## EXERCISE REQUIREMENTS:
Can you give these lines again, substituting "PLANNED" for every "PROPOSED" and leaving all else unchanged?

## PROVIDED RECORDS:
————————
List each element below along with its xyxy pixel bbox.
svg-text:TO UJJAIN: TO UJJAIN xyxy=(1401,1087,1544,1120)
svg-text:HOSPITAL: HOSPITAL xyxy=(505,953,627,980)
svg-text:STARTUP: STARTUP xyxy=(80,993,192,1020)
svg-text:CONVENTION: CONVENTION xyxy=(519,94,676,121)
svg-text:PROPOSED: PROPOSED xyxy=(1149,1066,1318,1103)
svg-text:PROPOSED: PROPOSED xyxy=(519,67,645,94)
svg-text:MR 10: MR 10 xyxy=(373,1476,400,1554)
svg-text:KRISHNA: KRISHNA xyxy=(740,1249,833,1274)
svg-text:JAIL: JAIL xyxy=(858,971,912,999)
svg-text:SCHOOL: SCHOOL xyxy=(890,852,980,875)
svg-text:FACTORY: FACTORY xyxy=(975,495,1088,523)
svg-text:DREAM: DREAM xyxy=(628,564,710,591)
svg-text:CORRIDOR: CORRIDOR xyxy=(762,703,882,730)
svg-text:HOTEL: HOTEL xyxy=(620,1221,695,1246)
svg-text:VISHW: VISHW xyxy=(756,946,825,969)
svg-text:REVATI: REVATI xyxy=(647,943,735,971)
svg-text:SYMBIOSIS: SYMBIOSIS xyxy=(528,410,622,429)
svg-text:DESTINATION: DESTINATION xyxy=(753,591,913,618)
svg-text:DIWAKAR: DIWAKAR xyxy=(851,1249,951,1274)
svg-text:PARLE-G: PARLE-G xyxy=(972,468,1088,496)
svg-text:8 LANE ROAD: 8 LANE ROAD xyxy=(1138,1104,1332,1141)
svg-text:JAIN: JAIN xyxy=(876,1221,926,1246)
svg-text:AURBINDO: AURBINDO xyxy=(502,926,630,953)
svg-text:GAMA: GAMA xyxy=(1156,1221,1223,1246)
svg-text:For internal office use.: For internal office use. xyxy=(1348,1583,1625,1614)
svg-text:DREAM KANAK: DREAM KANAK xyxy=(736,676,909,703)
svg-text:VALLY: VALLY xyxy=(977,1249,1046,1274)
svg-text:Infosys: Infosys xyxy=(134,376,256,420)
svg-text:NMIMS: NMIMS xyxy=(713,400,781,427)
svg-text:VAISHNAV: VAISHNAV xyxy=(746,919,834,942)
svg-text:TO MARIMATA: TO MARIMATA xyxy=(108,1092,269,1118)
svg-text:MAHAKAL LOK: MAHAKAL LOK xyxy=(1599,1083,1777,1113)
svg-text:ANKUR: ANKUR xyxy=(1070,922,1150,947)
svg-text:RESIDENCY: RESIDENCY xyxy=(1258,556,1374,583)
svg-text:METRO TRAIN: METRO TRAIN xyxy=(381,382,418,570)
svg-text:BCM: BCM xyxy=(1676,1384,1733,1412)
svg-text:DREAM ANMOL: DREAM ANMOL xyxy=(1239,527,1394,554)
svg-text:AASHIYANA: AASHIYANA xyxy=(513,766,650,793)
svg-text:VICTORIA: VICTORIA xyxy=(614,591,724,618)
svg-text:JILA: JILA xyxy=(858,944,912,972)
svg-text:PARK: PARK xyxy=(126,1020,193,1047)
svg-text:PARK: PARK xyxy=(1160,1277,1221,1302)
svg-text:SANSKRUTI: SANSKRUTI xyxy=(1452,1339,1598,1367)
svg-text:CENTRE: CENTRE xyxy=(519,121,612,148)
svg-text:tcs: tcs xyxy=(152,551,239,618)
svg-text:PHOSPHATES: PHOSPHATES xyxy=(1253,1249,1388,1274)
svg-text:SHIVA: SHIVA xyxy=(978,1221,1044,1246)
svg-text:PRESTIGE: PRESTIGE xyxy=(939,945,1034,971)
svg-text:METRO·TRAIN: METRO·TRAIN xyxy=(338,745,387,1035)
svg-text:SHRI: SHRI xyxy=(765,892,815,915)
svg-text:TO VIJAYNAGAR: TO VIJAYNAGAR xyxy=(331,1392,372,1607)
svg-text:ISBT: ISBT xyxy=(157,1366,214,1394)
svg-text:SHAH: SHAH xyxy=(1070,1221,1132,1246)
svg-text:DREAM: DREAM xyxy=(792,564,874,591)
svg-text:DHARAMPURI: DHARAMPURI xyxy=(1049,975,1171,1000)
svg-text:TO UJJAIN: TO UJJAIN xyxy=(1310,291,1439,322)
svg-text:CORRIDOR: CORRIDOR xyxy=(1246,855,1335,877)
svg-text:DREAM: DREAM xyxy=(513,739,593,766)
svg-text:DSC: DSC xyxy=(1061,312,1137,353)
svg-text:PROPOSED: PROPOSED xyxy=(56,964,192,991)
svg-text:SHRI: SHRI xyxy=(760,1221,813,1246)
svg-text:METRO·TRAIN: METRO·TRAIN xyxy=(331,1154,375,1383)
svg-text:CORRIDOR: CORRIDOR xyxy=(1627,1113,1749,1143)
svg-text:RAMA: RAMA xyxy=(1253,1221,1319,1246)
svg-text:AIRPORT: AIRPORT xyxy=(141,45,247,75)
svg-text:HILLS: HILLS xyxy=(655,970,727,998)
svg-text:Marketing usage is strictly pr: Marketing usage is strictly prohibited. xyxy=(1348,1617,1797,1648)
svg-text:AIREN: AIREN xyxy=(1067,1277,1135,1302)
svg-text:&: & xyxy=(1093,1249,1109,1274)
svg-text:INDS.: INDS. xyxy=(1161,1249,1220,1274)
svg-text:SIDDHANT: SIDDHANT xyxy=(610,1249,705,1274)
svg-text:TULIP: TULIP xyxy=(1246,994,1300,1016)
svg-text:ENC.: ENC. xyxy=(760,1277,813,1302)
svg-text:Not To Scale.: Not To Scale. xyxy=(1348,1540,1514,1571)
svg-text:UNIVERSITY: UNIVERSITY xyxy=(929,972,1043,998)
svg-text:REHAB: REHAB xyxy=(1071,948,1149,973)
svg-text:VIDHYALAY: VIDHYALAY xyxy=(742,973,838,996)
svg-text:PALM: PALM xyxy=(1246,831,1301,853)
————————
## TASK SOLUTION:
List each element below along with its xyxy pixel bbox.
svg-text:TO UJJAIN: TO UJJAIN xyxy=(1401,1087,1544,1120)
svg-text:HOSPITAL: HOSPITAL xyxy=(505,953,627,980)
svg-text:STARTUP: STARTUP xyxy=(80,993,192,1020)
svg-text:CONVENTION: CONVENTION xyxy=(519,94,676,121)
svg-text:PLANNED: PLANNED xyxy=(1149,1066,1318,1103)
svg-text:PLANNED: PLANNED xyxy=(519,67,645,94)
svg-text:MR 10: MR 10 xyxy=(373,1476,400,1554)
svg-text:KRISHNA: KRISHNA xyxy=(740,1249,833,1274)
svg-text:JAIL: JAIL xyxy=(858,971,912,999)
svg-text:SCHOOL: SCHOOL xyxy=(890,852,980,875)
svg-text:FACTORY: FACTORY xyxy=(975,495,1088,523)
svg-text:DREAM: DREAM xyxy=(628,564,710,591)
svg-text:CORRIDOR: CORRIDOR xyxy=(762,703,882,730)
svg-text:HOTEL: HOTEL xyxy=(620,1221,695,1246)
svg-text:VISHW: VISHW xyxy=(756,946,825,969)
svg-text:REVATI: REVATI xyxy=(647,943,735,971)
svg-text:SYMBIOSIS: SYMBIOSIS xyxy=(528,410,622,429)
svg-text:DESTINATION: DESTINATION xyxy=(753,591,913,618)
svg-text:DIWAKAR: DIWAKAR xyxy=(851,1249,951,1274)
svg-text:PARLE-G: PARLE-G xyxy=(972,468,1088,496)
svg-text:8 LANE ROAD: 8 LANE ROAD xyxy=(1138,1104,1332,1141)
svg-text:JAIN: JAIN xyxy=(876,1221,926,1246)
svg-text:AURBINDO: AURBINDO xyxy=(502,926,630,953)
svg-text:GAMA: GAMA xyxy=(1156,1221,1223,1246)
svg-text:For internal office use.: For internal office use. xyxy=(1348,1583,1625,1614)
svg-text:DREAM KANAK: DREAM KANAK xyxy=(736,676,909,703)
svg-text:VALLY: VALLY xyxy=(977,1249,1046,1274)
svg-text:Infosys: Infosys xyxy=(134,376,256,420)
svg-text:NMIMS: NMIMS xyxy=(713,400,781,427)
svg-text:VAISHNAV: VAISHNAV xyxy=(746,919,834,942)
svg-text:TO MARIMATA: TO MARIMATA xyxy=(108,1092,269,1118)
svg-text:MAHAKAL LOK: MAHAKAL LOK xyxy=(1599,1083,1777,1113)
svg-text:ANKUR: ANKUR xyxy=(1070,922,1150,947)
svg-text:RESIDENCY: RESIDENCY xyxy=(1258,556,1374,583)
svg-text:METRO TRAIN: METRO TRAIN xyxy=(381,382,418,570)
svg-text:BCM: BCM xyxy=(1676,1384,1733,1412)
svg-text:DREAM ANMOL: DREAM ANMOL xyxy=(1239,527,1394,554)
svg-text:AASHIYANA: AASHIYANA xyxy=(513,766,650,793)
svg-text:VICTORIA: VICTORIA xyxy=(614,591,724,618)
svg-text:JILA: JILA xyxy=(858,944,912,972)
svg-text:PARK: PARK xyxy=(126,1020,193,1047)
svg-text:PARK: PARK xyxy=(1160,1277,1221,1302)
svg-text:SANSKRUTI: SANSKRUTI xyxy=(1452,1339,1598,1367)
svg-text:CENTRE: CENTRE xyxy=(519,121,612,148)
svg-text:tcs: tcs xyxy=(152,551,239,618)
svg-text:PHOSPHATES: PHOSPHATES xyxy=(1253,1249,1388,1274)
svg-text:SHIVA: SHIVA xyxy=(978,1221,1044,1246)
svg-text:PRESTIGE: PRESTIGE xyxy=(939,945,1034,971)
svg-text:METRO·TRAIN: METRO·TRAIN xyxy=(338,745,387,1035)
svg-text:SHRI: SHRI xyxy=(765,892,815,915)
svg-text:TO VIJAYNAGAR: TO VIJAYNAGAR xyxy=(331,1392,372,1607)
svg-text:ISBT: ISBT xyxy=(157,1366,214,1394)
svg-text:SHAH: SHAH xyxy=(1070,1221,1132,1246)
svg-text:DREAM: DREAM xyxy=(792,564,874,591)
svg-text:DHARAMPURI: DHARAMPURI xyxy=(1049,975,1171,1000)
svg-text:TO UJJAIN: TO UJJAIN xyxy=(1310,291,1439,322)
svg-text:CORRIDOR: CORRIDOR xyxy=(1246,855,1335,877)
svg-text:DREAM: DREAM xyxy=(513,739,593,766)
svg-text:DSC: DSC xyxy=(1061,312,1137,353)
svg-text:PLANNED: PLANNED xyxy=(56,964,192,991)
svg-text:SHRI: SHRI xyxy=(760,1221,813,1246)
svg-text:METRO·TRAIN: METRO·TRAIN xyxy=(331,1154,375,1383)
svg-text:CORRIDOR: CORRIDOR xyxy=(1627,1113,1749,1143)
svg-text:RAMA: RAMA xyxy=(1253,1221,1319,1246)
svg-text:AIRPORT: AIRPORT xyxy=(141,45,247,75)
svg-text:HILLS: HILLS xyxy=(655,970,727,998)
svg-text:Marketing usage is strictly pr: Marketing usage is strictly prohibited. xyxy=(1348,1617,1797,1648)
svg-text:AIREN: AIREN xyxy=(1067,1277,1135,1302)
svg-text:&: & xyxy=(1093,1249,1109,1274)
svg-text:INDS.: INDS. xyxy=(1161,1249,1220,1274)
svg-text:SIDDHANT: SIDDHANT xyxy=(610,1249,705,1274)
svg-text:TULIP: TULIP xyxy=(1246,994,1300,1016)
svg-text:ENC.: ENC. xyxy=(760,1277,813,1302)
svg-text:Not To Scale.: Not To Scale. xyxy=(1348,1540,1514,1571)
svg-text:UNIVERSITY: UNIVERSITY xyxy=(929,972,1043,998)
svg-text:REHAB: REHAB xyxy=(1071,948,1149,973)
svg-text:VIDHYALAY: VIDHYALAY xyxy=(742,973,838,996)
svg-text:PALM: PALM xyxy=(1246,831,1301,853)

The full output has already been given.